### Exercise prompt
Each record is to be printed again precisely as it reads.

--- start of Entries supplied ---

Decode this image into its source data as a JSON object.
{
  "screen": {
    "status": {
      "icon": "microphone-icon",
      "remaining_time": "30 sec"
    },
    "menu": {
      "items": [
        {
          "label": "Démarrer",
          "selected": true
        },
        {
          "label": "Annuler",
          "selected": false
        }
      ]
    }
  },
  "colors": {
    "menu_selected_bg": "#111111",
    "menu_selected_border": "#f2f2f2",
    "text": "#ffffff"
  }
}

--- end of Entries supplied ---

### Result below
Decode this image into its source data as a JSON object.
{
  "screen": {
    "status": {
      "icon": "microphone-icon",
      "remaining_time": "30 sec"
    },
    "menu": {
      "items": [
        {
          "label": "Démarrer",
          "selected": true
        },
        {
          "label": "Annuler",
          "selected": false
        }
      ]
    }
  },
  "colors": {
    "menu_selected_bg": "#111111",
    "menu_selected_border": "#f2f2f2",
    "text": "#ffffff"
  }
}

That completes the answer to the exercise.